* _AIM_:
Every entry must be echoed exactly.

* _RECORDS FOR THE EXERCISE_:
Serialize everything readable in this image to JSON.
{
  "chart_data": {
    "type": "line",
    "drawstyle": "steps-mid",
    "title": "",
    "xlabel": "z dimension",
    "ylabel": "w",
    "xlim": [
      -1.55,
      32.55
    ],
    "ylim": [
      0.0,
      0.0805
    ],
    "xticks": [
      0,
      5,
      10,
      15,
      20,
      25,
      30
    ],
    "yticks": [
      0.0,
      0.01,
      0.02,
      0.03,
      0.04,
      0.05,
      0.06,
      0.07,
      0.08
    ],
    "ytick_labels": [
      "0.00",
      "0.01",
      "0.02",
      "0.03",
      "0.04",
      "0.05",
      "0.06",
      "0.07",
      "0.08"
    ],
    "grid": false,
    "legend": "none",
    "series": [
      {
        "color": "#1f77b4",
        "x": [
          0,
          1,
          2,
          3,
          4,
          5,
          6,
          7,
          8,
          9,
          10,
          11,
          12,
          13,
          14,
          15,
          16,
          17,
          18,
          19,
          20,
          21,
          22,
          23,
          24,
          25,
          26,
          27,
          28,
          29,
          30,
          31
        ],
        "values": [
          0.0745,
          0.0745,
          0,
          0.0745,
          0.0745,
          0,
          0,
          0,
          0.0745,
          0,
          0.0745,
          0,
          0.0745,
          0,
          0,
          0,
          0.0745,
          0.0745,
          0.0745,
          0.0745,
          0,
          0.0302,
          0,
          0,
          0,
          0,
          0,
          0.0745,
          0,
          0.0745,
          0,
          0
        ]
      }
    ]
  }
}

* _EXERCISE RESPONSE_:
Serialize everything readable in this image to JSON.
{
  "chart_data": {
    "type": "line",
    "drawstyle": "steps-mid",
    "title": "",
    "xlabel": "z dimension",
    "ylabel": "w",
    "xlim": [
      -1.55,
      32.55
    ],
    "ylim": [
      0.0,
      0.0805
    ],
    "xticks": [
      0,
      5,
      10,
      15,
      20,
      25,
      30
    ],
    "yticks": [
      0.0,
      0.01,
      0.02,
      0.03,
      0.04,
      0.05,
      0.06,
      0.07,
      0.08
    ],
    "ytick_labels": [
      "0.00",
      "0.01",
      "0.02",
      "0.03",
      "0.04",
      "0.05",
      "0.06",
      "0.07",
      "0.08"
    ],
    "grid": false,
    "legend": "none",
    "series": [
      {
        "color": "#1f77b4",
        "x": [
          0,
          1,
          2,
          3,
          4,
          5,
          6,
          7,
          8,
          9,
          10,
          11,
          12,
          13,
          14,
          15,
          16,
          17,
          18,
          19,
          20,
          21,
          22,
          23,
          24,
          25,
          26,
          27,
          28,
          29,
          30,
          31
        ],
        "values": [
          0.0745,
          0.0745,
          0,
          0.0745,
          0.0745,
          0,
          0,
          0,
          0.0745,
          0,
          0.0745,
          0,
          0.0745,
          0,
          0,
          0,
          0.0745,
          0.0745,
          0.0745,
          0.0745,
          0,
          0.0302,
          0,
          0,
          0,
          0,
          0,
          0.0745,
          0,
          0.0745,
          0,
          0
        ]
      }
    ]
  }
}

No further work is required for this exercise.